### WHAT IS ASKED
Using the listing below, report all lines holding the word "Replace".

(Saved entries)
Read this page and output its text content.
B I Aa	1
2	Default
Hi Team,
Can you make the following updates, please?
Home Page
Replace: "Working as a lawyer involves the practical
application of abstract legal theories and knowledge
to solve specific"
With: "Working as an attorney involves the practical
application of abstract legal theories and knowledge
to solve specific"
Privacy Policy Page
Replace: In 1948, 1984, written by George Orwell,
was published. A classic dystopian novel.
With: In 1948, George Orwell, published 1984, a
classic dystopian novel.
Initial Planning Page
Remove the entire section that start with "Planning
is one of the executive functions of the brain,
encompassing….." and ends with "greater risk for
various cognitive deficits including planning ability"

### FINAL RESULT
Replace: "Working as a lawyer involves the practical
Replace: In 1948, 1984, written by George Orwell,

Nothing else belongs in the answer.